> **Direction**
Pull out every line in the items below that contains the string "tools". Matching is case-sensitive.

Spatial annotation entries:
__________
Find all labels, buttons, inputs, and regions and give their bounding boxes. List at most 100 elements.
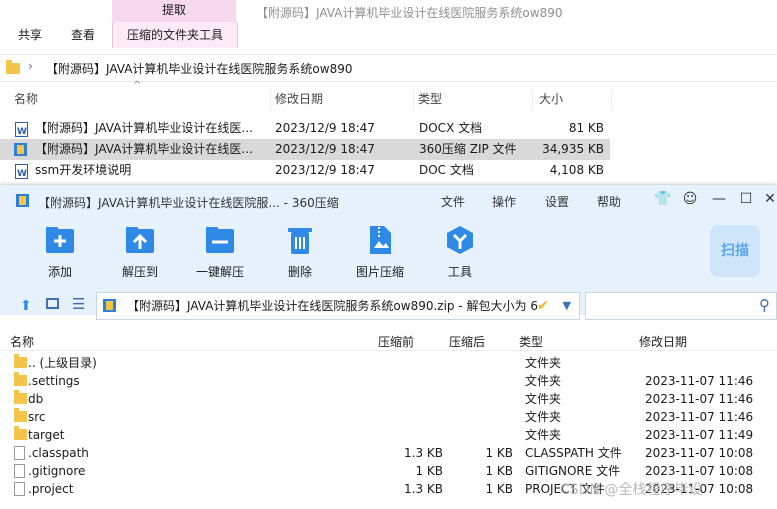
file-size: 4,108 KB xyxy=(549,163,604,177)
chevron-down-icon[interactable]: ▼ xyxy=(563,293,571,319)
tools-icon xyxy=(447,226,473,254)
column-name[interactable]: 名称 xyxy=(10,333,34,350)
archive-item-type: 文件夹 xyxy=(525,374,562,388)
one-click-extract-label: 一键解压 xyxy=(195,265,244,279)
file-size: 81 KB xyxy=(568,121,604,135)
breadcrumb[interactable]: 【附源码】JAVA计算机毕业设计在线医院服务系统ow890 xyxy=(46,60,352,77)
minimize-icon[interactable]: — xyxy=(711,191,727,207)
folder-icon xyxy=(14,354,27,368)
zip-archive-icon xyxy=(103,299,116,312)
delete-button[interactable]: 删除 xyxy=(270,223,330,280)
file-icon xyxy=(14,482,25,496)
archive-item-size-after: 1 KB xyxy=(485,446,513,460)
archive-row[interactable]: src 文件夹 2023-11-07 11:46 xyxy=(0,408,777,426)
tab-compressed-folder-tools[interactable]: 压缩的文件夹工具 xyxy=(112,22,238,48)
menu-file[interactable]: 文件 xyxy=(441,193,465,210)
extract-icon xyxy=(126,227,154,253)
archive-item-name: .settings xyxy=(28,374,80,388)
archive-item-name: target xyxy=(28,428,65,442)
tools-button[interactable]: 工具 xyxy=(430,223,490,280)
one-click-extract-button[interactable]: 一键解压 xyxy=(190,223,250,280)
file-icon xyxy=(14,464,25,478)
archive-item-modified: 2023-11-07 11:49 xyxy=(645,428,754,442)
file-row[interactable]: ssm开发环境说明 2023/12/9 18:47 DOC 文档 4,108 K… xyxy=(0,160,610,185)
archive-row[interactable]: .settings 文件夹 2023-11-07 11:46 xyxy=(0,372,777,390)
file-size: 34,935 KB xyxy=(542,142,604,156)
zip-app-icon xyxy=(16,194,29,207)
file-icon xyxy=(14,446,25,460)
column-before[interactable]: 压缩前 xyxy=(378,333,414,350)
file-name: 【附源码】JAVA计算机毕业设计在线医... xyxy=(35,142,253,156)
file-row-selected[interactable]: 【附源码】JAVA计算机毕业设计在线医... 2023/12/9 18:47 3… xyxy=(0,139,610,160)
breadcrumb-chevron-icon: › xyxy=(28,59,33,73)
file-name: ssm开发环境说明 xyxy=(35,163,132,177)
folder-icon xyxy=(6,60,20,74)
search-icon[interactable]: ⚲ xyxy=(759,296,770,314)
archive-item-name: .project xyxy=(28,482,74,496)
extract-context-header[interactable]: 提取 xyxy=(112,0,236,22)
column-type[interactable]: 类型 xyxy=(519,333,543,350)
column-name[interactable]: 名称 xyxy=(10,90,271,110)
archive-item-size-before: 1.3 KB xyxy=(404,446,443,460)
file-modified: 2023/12/9 18:47 xyxy=(275,163,375,177)
menu-settings[interactable]: 设置 xyxy=(545,193,569,210)
one-click-extract-icon xyxy=(206,227,234,253)
archive-item-type: 文件夹 xyxy=(525,410,562,424)
close-icon[interactable]: ✕ xyxy=(762,191,777,207)
image-compress-button[interactable]: 图片压缩 xyxy=(350,223,410,280)
file-type: DOC 文档 xyxy=(419,163,474,177)
file-type: DOCX 文档 xyxy=(419,121,483,135)
skin-icon[interactable]: 👕 xyxy=(654,191,671,207)
file-modified: 2023/12/9 18:47 xyxy=(275,121,375,135)
folder-icon xyxy=(14,390,27,404)
scan-button[interactable]: 扫描 xyxy=(710,225,760,277)
folder-icon xyxy=(14,408,27,422)
thumbnail-view-icon[interactable] xyxy=(46,298,59,309)
archive-item-modified: 2023-11-07 10:08 xyxy=(645,446,754,460)
archive-item-name: .gitignore xyxy=(28,464,86,478)
archive-item-size-before: 1.3 KB xyxy=(404,482,443,496)
archive-item-type: CLASSPATH 文件 xyxy=(525,446,622,460)
archive-row[interactable]: .gitignore 1 KB 1 KB GITIGNORE 文件 2023-11-07… xyxy=(0,462,777,480)
address-bar[interactable]: › 【附源码】JAVA计算机毕业设计在线医院服务系统ow890 xyxy=(0,54,777,82)
image-compress-icon xyxy=(370,226,391,254)
file-row[interactable]: 【附源码】JAVA计算机毕业设计在线医... 2023/12/9 18:47 D… xyxy=(0,118,610,143)
checkmark-icon: ✔ xyxy=(537,298,549,314)
archive-item-name: src xyxy=(28,410,46,424)
column-type[interactable]: 类型 xyxy=(414,90,533,110)
add-icon xyxy=(46,227,74,253)
archive-item-size-before: 1 KB xyxy=(415,464,443,478)
search-input[interactable]: ⚲ xyxy=(585,292,777,320)
archive-item-size-after: 1 KB xyxy=(485,482,513,496)
feedback-icon[interactable]: ☺ xyxy=(682,191,698,207)
archive-item-type: 文件夹 xyxy=(525,392,562,406)
tab-view[interactable]: 查看 xyxy=(71,22,95,48)
archive-row[interactable]: .. (上级目录) 文件夹 xyxy=(0,354,777,372)
extract-to-button[interactable]: 解压到 xyxy=(110,223,170,280)
menu-help[interactable]: 帮助 xyxy=(597,193,621,210)
folder-icon xyxy=(14,372,27,386)
tab-share[interactable]: 共享 xyxy=(18,22,42,48)
archive-item-type: 文件夹 xyxy=(525,428,562,442)
maximize-icon[interactable]: ☐ xyxy=(738,191,754,207)
column-modified[interactable]: 修改日期 xyxy=(639,333,687,350)
column-after[interactable]: 压缩后 xyxy=(449,333,485,350)
add-button[interactable]: 添加 xyxy=(30,223,90,280)
zip-window-title: 【附源码】JAVA计算机毕业设计在线医院服... - 360压缩 xyxy=(38,196,339,210)
archive-row[interactable]: target 文件夹 2023-11-07 11:49 xyxy=(0,426,777,444)
column-size[interactable]: 大小 xyxy=(535,90,612,110)
archive-row[interactable]: db 文件夹 2023-11-07 11:46 xyxy=(0,390,777,408)
archive-row[interactable]: .classpath 1.3 KB 1 KB CLASSPATH 文件 2023-11-… xyxy=(0,444,777,462)
tools-label: 工具 xyxy=(447,265,472,279)
add-label: 添加 xyxy=(47,265,72,279)
list-view-icon[interactable]: ☰ xyxy=(72,295,85,313)
archive-path-field[interactable]: 【附源码】JAVA计算机毕业设计在线医院服务系统ow890.zip - 解包大小… xyxy=(96,292,580,320)
zip-archive-icon xyxy=(14,143,27,156)
menu-operation[interactable]: 操作 xyxy=(492,193,516,210)
up-arrow-icon[interactable]: ⬆ xyxy=(20,298,32,314)
explorer-window-title: 【附源码】JAVA计算机毕业设计在线医院服务系统ow890 xyxy=(256,6,563,20)
column-modified[interactable]: 修改日期 xyxy=(271,90,414,110)
archive-item-modified: 2023-11-07 11:46 xyxy=(645,374,754,388)
archive-item-modified: 2023-11-07 10:08 xyxy=(645,464,754,478)
archive-item-type: GITIGNORE 文件 xyxy=(525,464,621,478)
__________
> **Complete response**
tools-icon xyxy=(447,226,473,254)
tab-compressed-folder-tools[interactable]: 压缩的文件夹工具 xyxy=(112,22,238,48)
tools-button[interactable]: 工具 xyxy=(430,223,490,280)
tools-label: 工具 xyxy=(447,265,472,279)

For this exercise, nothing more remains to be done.